◆ Problem requirements
Reproduce verbatim the stretch of entries from the start of the entries through the line containing "report-avatar[interactable] <box>262 1597", inclusive at both ends.

— Start of Recorded data —

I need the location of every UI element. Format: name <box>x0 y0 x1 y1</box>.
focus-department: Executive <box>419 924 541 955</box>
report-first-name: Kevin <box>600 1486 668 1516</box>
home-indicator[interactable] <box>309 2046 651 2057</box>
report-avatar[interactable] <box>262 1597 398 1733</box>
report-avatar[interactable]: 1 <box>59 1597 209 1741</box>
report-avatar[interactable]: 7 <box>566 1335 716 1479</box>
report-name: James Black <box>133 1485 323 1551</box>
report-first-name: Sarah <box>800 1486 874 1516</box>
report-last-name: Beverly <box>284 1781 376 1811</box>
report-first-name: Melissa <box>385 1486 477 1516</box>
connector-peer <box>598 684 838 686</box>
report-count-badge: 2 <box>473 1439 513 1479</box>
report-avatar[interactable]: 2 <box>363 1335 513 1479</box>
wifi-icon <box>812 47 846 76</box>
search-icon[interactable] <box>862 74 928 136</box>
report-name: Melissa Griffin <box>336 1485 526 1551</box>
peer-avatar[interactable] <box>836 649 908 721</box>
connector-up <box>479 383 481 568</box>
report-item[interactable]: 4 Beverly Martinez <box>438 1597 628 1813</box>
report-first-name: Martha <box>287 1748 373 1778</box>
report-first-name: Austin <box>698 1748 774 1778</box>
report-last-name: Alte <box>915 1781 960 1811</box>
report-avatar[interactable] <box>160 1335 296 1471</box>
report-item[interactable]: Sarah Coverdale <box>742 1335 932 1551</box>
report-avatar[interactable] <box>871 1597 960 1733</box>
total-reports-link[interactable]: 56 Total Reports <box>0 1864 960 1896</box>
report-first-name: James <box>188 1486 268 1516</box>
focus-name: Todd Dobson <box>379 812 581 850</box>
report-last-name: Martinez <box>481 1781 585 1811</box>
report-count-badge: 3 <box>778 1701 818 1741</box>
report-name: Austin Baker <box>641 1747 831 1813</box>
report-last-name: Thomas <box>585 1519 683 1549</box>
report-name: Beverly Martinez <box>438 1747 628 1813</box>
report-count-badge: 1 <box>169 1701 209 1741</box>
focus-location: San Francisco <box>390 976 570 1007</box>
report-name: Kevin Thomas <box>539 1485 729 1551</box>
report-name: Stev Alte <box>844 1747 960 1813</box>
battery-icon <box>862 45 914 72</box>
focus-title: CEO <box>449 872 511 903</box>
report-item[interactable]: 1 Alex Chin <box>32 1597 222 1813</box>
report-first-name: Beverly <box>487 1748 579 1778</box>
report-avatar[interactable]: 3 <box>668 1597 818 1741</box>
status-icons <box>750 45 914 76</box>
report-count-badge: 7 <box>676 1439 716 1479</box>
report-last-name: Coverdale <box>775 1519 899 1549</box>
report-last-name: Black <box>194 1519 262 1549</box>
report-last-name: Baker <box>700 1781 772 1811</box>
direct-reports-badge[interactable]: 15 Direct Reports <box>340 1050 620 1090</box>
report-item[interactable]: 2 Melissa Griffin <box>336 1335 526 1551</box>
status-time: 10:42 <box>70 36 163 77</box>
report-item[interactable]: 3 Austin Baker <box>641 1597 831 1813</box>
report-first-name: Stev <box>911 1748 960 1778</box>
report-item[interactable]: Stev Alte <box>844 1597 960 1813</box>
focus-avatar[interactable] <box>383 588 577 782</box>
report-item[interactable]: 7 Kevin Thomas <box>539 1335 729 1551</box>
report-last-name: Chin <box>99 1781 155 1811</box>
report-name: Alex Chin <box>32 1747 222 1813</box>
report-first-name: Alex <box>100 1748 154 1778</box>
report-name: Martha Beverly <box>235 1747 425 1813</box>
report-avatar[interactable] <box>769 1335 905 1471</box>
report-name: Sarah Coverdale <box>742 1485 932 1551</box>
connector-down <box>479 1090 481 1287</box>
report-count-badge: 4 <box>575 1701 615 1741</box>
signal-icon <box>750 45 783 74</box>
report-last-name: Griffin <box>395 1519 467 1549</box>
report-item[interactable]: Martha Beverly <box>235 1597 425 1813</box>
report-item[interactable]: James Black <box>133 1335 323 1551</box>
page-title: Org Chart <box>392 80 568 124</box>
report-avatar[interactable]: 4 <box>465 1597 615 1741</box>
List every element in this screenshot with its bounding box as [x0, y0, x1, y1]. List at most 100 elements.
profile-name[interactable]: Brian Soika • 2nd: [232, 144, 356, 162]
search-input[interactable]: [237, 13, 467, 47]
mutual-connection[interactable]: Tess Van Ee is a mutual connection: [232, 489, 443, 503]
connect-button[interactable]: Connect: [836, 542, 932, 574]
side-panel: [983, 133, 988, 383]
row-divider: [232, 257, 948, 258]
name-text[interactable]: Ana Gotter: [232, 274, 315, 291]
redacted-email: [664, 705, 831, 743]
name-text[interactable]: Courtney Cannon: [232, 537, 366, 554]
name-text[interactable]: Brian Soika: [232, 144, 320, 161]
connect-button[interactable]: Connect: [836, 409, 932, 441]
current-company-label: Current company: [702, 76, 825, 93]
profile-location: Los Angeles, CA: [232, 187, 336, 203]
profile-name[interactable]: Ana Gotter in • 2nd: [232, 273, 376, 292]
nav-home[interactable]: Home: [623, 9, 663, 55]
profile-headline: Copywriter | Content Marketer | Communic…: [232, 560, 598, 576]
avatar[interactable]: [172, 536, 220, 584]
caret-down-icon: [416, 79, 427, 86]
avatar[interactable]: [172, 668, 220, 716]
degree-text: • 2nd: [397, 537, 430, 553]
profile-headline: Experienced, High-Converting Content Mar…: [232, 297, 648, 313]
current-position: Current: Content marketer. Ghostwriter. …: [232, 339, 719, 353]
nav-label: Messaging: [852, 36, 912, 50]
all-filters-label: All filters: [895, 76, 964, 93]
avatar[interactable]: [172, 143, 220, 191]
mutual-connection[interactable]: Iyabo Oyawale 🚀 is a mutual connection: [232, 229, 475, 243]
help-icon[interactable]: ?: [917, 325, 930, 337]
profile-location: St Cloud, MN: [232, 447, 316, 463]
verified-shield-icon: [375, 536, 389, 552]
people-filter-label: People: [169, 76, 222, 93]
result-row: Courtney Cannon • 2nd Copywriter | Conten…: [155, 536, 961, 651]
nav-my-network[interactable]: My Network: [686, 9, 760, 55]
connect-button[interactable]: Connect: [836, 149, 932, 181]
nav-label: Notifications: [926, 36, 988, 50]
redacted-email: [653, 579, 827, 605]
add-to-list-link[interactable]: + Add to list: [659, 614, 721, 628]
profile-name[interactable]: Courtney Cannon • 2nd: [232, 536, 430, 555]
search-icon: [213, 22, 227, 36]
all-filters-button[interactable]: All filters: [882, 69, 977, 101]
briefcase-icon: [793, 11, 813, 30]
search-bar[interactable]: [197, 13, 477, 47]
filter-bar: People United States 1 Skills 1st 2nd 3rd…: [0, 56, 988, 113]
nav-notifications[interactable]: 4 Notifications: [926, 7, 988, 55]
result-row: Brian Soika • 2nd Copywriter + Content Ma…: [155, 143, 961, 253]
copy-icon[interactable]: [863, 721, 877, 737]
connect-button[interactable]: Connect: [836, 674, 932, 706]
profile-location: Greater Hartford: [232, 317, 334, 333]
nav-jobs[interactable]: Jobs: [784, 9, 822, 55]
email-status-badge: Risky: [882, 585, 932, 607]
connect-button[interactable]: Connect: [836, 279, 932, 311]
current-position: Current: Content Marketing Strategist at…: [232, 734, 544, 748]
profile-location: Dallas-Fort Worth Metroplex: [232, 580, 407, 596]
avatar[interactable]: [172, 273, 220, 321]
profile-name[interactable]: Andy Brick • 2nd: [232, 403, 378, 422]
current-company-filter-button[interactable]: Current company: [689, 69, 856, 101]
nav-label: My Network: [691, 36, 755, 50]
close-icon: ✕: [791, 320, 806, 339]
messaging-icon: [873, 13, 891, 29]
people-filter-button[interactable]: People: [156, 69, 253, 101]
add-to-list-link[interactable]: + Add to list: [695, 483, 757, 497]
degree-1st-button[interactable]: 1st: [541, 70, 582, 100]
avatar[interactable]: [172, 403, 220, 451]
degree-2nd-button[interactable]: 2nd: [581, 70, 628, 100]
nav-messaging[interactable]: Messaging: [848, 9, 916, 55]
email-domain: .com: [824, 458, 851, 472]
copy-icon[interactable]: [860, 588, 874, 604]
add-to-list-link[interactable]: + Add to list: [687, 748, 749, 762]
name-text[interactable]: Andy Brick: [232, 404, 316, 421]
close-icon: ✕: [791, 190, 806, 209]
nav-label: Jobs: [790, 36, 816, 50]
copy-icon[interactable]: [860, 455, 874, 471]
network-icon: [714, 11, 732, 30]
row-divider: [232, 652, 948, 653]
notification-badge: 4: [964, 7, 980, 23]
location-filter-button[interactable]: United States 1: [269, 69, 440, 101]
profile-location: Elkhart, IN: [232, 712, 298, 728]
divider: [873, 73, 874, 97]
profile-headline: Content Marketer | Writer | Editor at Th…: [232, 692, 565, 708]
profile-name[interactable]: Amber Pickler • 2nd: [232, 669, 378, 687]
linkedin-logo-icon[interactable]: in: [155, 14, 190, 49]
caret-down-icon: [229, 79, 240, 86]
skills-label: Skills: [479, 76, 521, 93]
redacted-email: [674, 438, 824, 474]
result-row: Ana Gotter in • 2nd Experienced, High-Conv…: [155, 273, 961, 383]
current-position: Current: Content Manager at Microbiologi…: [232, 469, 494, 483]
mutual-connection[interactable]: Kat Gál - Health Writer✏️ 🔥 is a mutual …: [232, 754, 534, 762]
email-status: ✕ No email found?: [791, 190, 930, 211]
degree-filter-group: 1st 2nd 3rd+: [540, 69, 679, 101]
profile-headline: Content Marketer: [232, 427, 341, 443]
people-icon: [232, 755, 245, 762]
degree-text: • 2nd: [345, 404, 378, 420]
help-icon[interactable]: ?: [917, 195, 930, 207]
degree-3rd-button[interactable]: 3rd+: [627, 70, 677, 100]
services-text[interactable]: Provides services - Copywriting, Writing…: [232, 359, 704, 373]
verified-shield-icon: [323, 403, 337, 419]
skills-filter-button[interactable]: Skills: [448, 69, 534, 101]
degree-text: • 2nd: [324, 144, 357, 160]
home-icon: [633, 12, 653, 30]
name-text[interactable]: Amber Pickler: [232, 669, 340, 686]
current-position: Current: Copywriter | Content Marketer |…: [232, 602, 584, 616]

— End of Recorded data —

◆ Solution to this problem
I need the location of every UI element. Format: name <box>x0 y0 x1 y1</box>.
focus-department: Executive <box>419 924 541 955</box>
report-first-name: Kevin <box>600 1486 668 1516</box>
home-indicator[interactable] <box>309 2046 651 2057</box>
report-avatar[interactable] <box>262 1597 398 1733</box>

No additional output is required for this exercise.